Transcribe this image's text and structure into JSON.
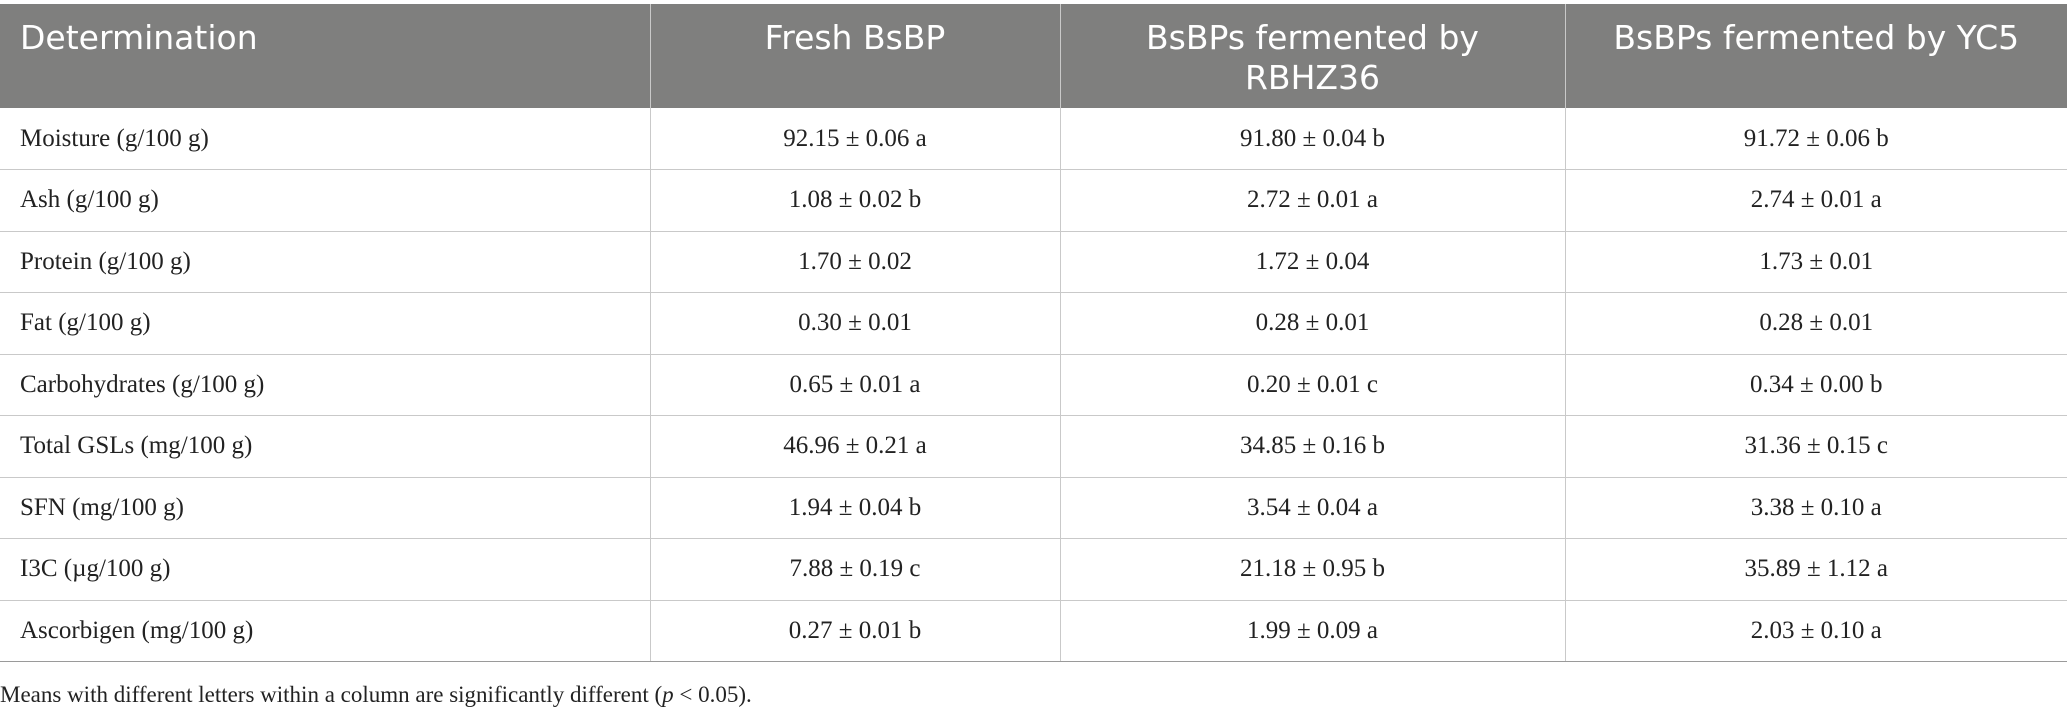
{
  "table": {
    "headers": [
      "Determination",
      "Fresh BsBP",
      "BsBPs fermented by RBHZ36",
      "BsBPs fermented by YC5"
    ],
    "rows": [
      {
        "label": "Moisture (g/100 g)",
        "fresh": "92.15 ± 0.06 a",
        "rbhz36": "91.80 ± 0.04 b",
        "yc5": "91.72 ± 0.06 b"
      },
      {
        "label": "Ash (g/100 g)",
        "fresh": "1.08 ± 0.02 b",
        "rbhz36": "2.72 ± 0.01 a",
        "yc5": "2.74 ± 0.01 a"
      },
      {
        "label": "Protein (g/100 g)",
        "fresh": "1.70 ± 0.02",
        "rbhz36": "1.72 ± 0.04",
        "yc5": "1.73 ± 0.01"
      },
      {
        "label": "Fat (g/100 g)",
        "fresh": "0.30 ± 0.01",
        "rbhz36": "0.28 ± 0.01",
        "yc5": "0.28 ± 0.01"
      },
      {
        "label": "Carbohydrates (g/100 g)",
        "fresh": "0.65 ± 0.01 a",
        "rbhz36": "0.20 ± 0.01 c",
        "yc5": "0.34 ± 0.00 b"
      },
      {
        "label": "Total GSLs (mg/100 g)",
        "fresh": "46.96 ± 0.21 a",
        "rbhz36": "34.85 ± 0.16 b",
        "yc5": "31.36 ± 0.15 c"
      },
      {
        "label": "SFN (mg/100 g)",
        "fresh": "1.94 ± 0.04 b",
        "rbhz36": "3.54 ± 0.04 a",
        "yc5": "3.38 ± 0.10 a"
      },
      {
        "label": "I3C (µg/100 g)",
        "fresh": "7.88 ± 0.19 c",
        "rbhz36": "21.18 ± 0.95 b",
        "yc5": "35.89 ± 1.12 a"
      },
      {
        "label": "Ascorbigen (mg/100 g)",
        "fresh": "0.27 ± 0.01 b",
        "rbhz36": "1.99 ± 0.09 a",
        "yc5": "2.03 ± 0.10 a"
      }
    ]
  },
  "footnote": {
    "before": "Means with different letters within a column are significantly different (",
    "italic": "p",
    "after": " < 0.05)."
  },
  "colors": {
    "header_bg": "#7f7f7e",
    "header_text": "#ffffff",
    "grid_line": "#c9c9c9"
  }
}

● Description of the task:
Reproduce the data above line for line, excluding every picture.

● Response for this exercise:
Transcribe this image's text and structure into JSON.
{
  "table": {
    "headers": [
      "Determination",
      "Fresh BsBP",
      "BsBPs fermented by RBHZ36",
      "BsBPs fermented by YC5"
    ],
    "rows": [
      {
        "label": "Moisture (g/100 g)",
        "fresh": "92.15 ± 0.06 a",
        "rbhz36": "91.80 ± 0.04 b",
        "yc5": "91.72 ± 0.06 b"
      },
      {
        "label": "Ash (g/100 g)",
        "fresh": "1.08 ± 0.02 b",
        "rbhz36": "2.72 ± 0.01 a",
        "yc5": "2.74 ± 0.01 a"
      },
      {
        "label": "Protein (g/100 g)",
        "fresh": "1.70 ± 0.02",
        "rbhz36": "1.72 ± 0.04",
        "yc5": "1.73 ± 0.01"
      },
      {
        "label": "Fat (g/100 g)",
        "fresh": "0.30 ± 0.01",
        "rbhz36": "0.28 ± 0.01",
        "yc5": "0.28 ± 0.01"
      },
      {
        "label": "Carbohydrates (g/100 g)",
        "fresh": "0.65 ± 0.01 a",
        "rbhz36": "0.20 ± 0.01 c",
        "yc5": "0.34 ± 0.00 b"
      },
      {
        "label": "Total GSLs (mg/100 g)",
        "fresh": "46.96 ± 0.21 a",
        "rbhz36": "34.85 ± 0.16 b",
        "yc5": "31.36 ± 0.15 c"
      },
      {
        "label": "SFN (mg/100 g)",
        "fresh": "1.94 ± 0.04 b",
        "rbhz36": "3.54 ± 0.04 a",
        "yc5": "3.38 ± 0.10 a"
      },
      {
        "label": "I3C (µg/100 g)",
        "fresh": "7.88 ± 0.19 c",
        "rbhz36": "21.18 ± 0.95 b",
        "yc5": "35.89 ± 1.12 a"
      },
      {
        "label": "Ascorbigen (mg/100 g)",
        "fresh": "0.27 ± 0.01 b",
        "rbhz36": "1.99 ± 0.09 a",
        "yc5": "2.03 ± 0.10 a"
      }
    ]
  },
  "footnote": {
    "before": "Means with different letters within a column are significantly different (",
    "italic": "p",
    "after": " < 0.05)."
  },
  "colors": {
    "header_bg": "#7f7f7e",
    "header_text": "#ffffff",
    "grid_line": "#c9c9c9"
  }
}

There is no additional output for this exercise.